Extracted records
────────

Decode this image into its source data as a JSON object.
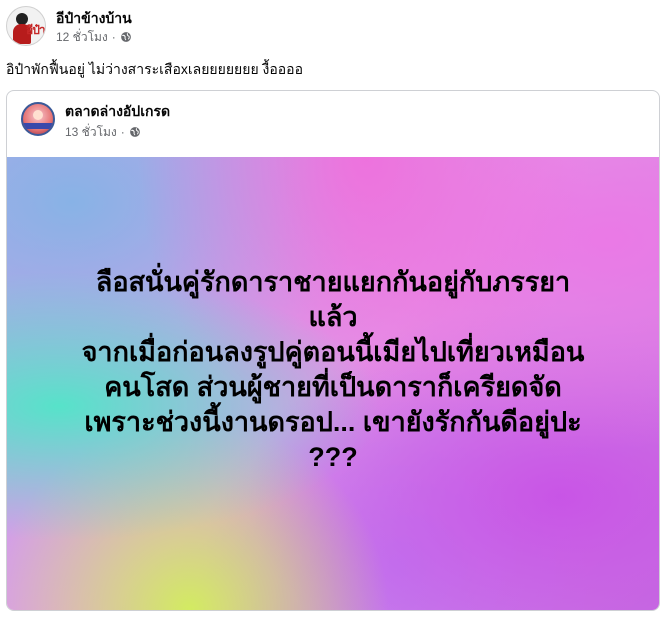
{
  "post": {
    "author": "อีป๋าข้างบ้าน",
    "time": "12 ชั่วโมง",
    "dot": "·",
    "caption": "อิป๋าพักฟื้นอยู่ ไม่ว่างสาระเสือxเลยยยยยยย งื้ออออ",
    "avatar_icon": "page-logo-icon",
    "audience_icon": "globe-icon"
  },
  "shared_post": {
    "author": "ตลาดล่างอัปเกรด",
    "time": "13 ชั่วโมง",
    "dot": "·",
    "avatar_icon": "page-avatar-icon",
    "audience_icon": "globe-icon",
    "image_text_lines": [
      "ลือสนั่นคู่รักดาราชายแยกกันอยู่กับภรรยา",
      "แล้ว",
      "จากเมื่อก่อนลงรูปคู่ตอนนี้เมียไปเที่ยวเหมือน",
      "คนโสด ส่วนผู้ชายที่เป็นดาราก็เครียดจัด",
      "เพราะช่วงนี้งานดรอป... เขายังรักกันดีอยู่ปะ",
      "???"
    ]
  },
  "colors": {
    "text_primary": "#050505",
    "text_secondary": "#65676b",
    "border": "#ced0d4"
  }
}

────────

Can the entries above be repeated exactly, without their pictures?

Decode this image into its source data as a JSON object.
{
  "post": {
    "author": "อีป๋าข้างบ้าน",
    "time": "12 ชั่วโมง",
    "dot": "·",
    "caption": "อิป๋าพักฟื้นอยู่ ไม่ว่างสาระเสือxเลยยยยยยย งื้ออออ",
    "avatar_icon": "page-logo-icon",
    "audience_icon": "globe-icon"
  },
  "shared_post": {
    "author": "ตลาดล่างอัปเกรด",
    "time": "13 ชั่วโมง",
    "dot": "·",
    "avatar_icon": "page-avatar-icon",
    "audience_icon": "globe-icon",
    "image_text_lines": [
      "ลือสนั่นคู่รักดาราชายแยกกันอยู่กับภรรยา",
      "แล้ว",
      "จากเมื่อก่อนลงรูปคู่ตอนนี้เมียไปเที่ยวเหมือน",
      "คนโสด ส่วนผู้ชายที่เป็นดาราก็เครียดจัด",
      "เพราะช่วงนี้งานดรอป... เขายังรักกันดีอยู่ปะ",
      "???"
    ]
  },
  "colors": {
    "text_primary": "#050505",
    "text_secondary": "#65676b",
    "border": "#ced0d4"
  }
}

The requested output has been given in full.